= Written request =
Which lines contain the string "Shift"? Please list every one of them.

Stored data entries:
◇ ◇ ◇
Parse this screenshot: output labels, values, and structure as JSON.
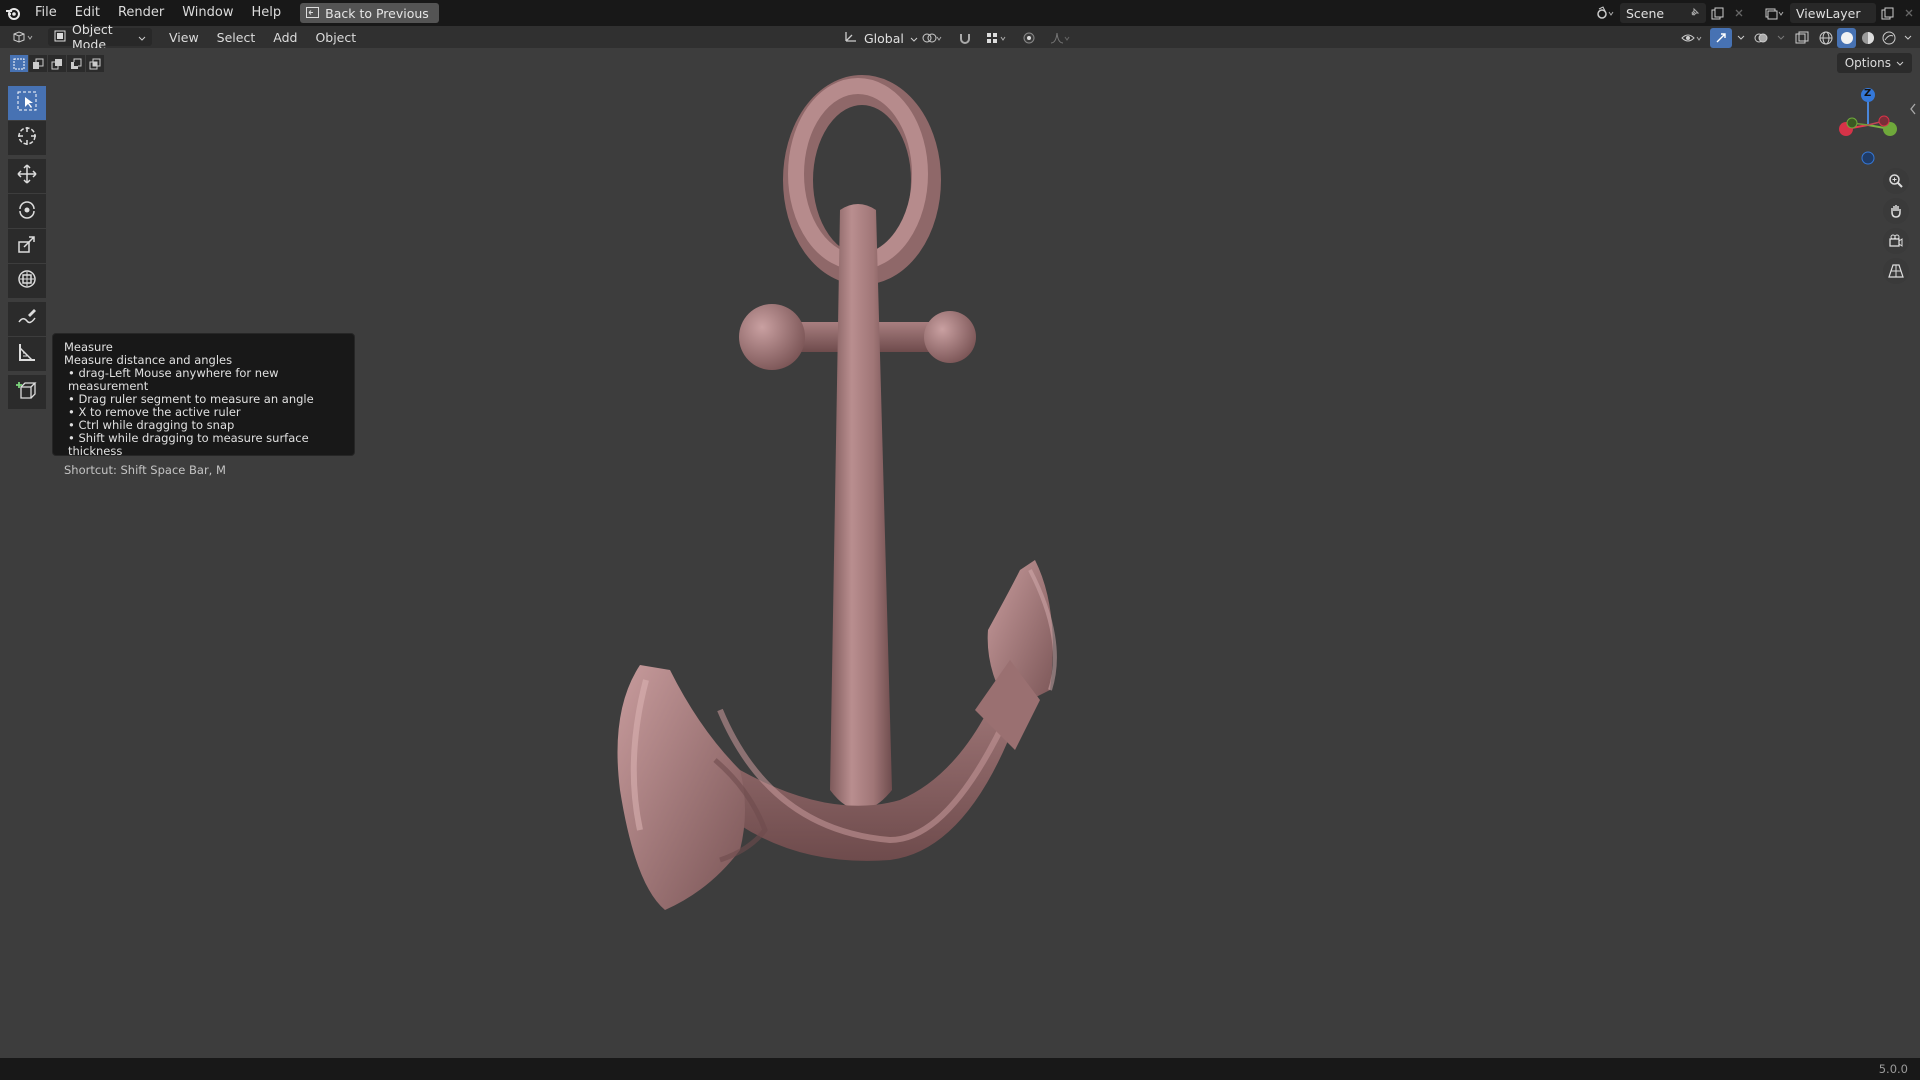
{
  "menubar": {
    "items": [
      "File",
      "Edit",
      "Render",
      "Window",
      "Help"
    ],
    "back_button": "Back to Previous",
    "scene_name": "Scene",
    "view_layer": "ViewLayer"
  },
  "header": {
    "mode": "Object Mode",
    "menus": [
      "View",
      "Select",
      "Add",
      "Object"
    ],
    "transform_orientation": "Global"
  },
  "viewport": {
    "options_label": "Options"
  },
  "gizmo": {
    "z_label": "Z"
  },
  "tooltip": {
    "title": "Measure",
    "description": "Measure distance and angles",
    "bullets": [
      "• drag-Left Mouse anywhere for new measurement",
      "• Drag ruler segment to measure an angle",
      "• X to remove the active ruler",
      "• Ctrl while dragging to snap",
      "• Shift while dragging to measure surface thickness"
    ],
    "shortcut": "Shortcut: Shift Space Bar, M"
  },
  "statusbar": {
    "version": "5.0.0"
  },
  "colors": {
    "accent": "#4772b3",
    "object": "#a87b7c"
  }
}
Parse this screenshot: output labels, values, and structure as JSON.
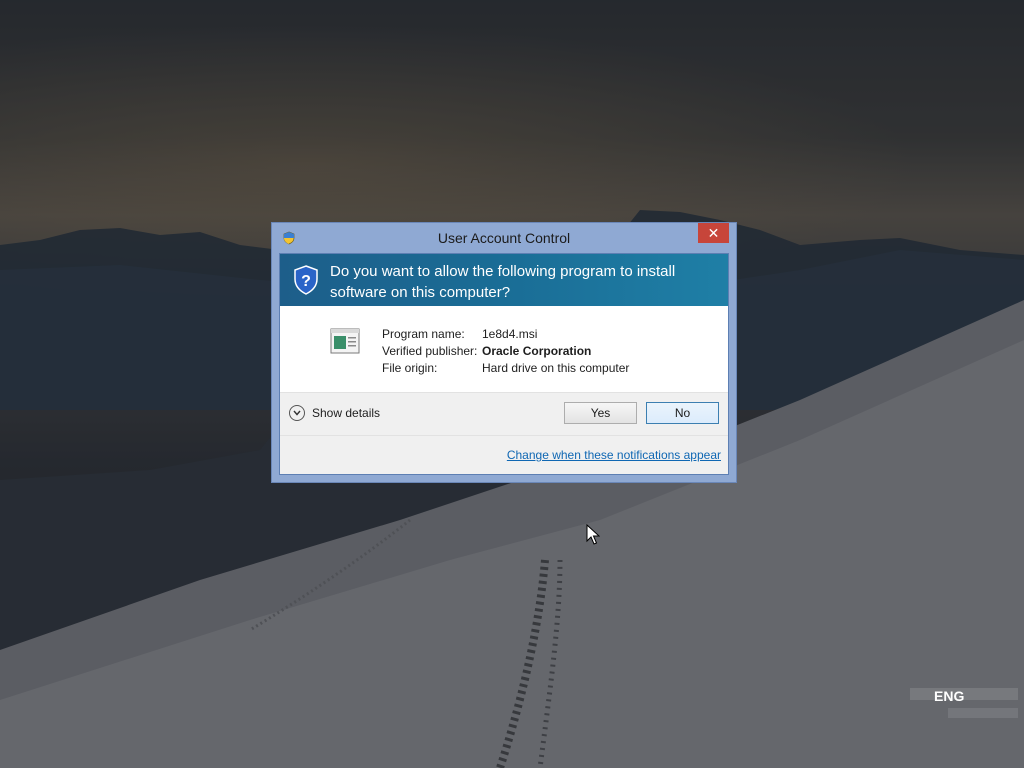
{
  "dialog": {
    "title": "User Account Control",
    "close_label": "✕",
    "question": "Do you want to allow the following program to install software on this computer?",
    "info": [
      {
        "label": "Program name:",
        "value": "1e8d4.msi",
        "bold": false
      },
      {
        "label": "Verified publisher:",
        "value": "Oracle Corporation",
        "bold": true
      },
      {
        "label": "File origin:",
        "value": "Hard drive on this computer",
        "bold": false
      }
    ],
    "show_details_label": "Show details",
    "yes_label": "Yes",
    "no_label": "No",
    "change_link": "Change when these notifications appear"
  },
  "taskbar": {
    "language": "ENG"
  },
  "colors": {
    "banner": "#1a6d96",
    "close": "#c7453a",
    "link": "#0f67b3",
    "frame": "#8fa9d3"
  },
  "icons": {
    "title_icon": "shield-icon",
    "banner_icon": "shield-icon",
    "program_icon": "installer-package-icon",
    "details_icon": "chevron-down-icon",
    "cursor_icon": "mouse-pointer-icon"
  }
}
◇ ◇ ◇
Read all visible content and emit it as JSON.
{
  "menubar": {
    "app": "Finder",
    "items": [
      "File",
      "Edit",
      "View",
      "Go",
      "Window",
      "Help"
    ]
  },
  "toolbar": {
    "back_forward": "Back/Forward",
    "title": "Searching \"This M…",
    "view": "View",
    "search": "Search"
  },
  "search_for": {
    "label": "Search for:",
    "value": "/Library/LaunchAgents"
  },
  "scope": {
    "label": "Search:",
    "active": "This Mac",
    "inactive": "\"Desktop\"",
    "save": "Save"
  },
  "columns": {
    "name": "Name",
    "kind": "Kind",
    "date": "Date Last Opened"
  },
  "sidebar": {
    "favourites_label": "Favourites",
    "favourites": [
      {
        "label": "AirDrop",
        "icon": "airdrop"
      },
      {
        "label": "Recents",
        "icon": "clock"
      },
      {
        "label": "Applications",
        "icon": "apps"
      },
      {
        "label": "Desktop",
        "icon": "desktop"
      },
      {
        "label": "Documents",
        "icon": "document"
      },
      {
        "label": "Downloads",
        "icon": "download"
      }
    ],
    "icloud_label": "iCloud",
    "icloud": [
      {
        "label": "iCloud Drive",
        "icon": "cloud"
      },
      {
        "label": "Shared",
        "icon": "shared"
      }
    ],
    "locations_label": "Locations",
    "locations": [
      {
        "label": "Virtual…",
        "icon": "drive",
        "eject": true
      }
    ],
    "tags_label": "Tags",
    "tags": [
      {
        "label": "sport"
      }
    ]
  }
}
◇ ◇ ◇
= Task response =
      "• Shift while dragging to measure surface thickness"
    "shortcut": "Shortcut: Shift Space Bar, M"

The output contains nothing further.